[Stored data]
-------------------------

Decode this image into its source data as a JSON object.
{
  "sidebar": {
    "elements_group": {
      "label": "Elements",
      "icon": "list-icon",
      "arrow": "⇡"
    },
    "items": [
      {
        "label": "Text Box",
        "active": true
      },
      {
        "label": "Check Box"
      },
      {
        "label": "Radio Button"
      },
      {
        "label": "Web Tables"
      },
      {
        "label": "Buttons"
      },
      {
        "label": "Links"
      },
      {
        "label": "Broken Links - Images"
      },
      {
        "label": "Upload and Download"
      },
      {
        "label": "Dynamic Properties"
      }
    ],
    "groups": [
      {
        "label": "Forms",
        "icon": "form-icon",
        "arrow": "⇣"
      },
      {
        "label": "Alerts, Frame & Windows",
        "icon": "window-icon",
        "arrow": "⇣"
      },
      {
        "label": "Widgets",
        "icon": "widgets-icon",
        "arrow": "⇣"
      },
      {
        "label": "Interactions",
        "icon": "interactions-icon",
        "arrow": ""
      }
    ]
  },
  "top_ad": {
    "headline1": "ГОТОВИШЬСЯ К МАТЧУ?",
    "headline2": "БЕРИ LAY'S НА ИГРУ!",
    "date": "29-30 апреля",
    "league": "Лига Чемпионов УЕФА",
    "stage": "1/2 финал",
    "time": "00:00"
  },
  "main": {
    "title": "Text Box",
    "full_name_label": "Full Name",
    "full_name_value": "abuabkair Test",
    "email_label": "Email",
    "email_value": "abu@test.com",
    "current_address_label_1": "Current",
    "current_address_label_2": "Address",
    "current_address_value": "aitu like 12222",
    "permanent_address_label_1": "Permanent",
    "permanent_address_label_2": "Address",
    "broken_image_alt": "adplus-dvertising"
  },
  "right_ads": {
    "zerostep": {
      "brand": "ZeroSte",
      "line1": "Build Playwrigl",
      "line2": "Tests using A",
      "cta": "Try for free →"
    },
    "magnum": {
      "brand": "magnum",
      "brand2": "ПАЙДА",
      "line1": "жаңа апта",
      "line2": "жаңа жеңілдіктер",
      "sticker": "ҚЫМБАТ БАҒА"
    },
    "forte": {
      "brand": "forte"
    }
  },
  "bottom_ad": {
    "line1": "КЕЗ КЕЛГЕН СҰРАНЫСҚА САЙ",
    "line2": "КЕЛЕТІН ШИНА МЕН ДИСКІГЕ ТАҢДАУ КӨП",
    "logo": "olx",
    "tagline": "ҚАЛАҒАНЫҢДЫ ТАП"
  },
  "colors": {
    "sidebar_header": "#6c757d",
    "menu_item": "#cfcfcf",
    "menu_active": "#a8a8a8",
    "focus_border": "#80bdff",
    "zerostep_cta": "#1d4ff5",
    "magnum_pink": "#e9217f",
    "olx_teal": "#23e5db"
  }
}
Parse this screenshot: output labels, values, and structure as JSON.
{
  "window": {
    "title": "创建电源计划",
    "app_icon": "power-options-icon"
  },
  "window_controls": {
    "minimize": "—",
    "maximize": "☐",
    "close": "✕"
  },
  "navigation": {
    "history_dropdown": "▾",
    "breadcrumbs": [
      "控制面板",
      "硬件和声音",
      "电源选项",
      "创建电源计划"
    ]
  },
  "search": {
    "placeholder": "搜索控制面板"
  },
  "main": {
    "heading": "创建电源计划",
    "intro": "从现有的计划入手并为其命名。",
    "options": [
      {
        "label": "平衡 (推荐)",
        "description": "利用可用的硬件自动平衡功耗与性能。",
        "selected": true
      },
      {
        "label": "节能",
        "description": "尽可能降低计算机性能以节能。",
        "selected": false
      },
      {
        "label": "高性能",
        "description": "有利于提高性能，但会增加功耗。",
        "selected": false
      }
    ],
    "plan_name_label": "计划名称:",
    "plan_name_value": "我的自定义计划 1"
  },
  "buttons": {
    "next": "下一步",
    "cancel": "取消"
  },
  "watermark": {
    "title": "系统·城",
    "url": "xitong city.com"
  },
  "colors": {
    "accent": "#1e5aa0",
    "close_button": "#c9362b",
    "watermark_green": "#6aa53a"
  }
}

-------------------------

CHALLENGE:
Pull out each line of the records holding the string "JSON".

TASK SOLUTION:
Decode this image into its source data as a JSON object.
Parse this screenshot: output labels, values, and structure as JSON.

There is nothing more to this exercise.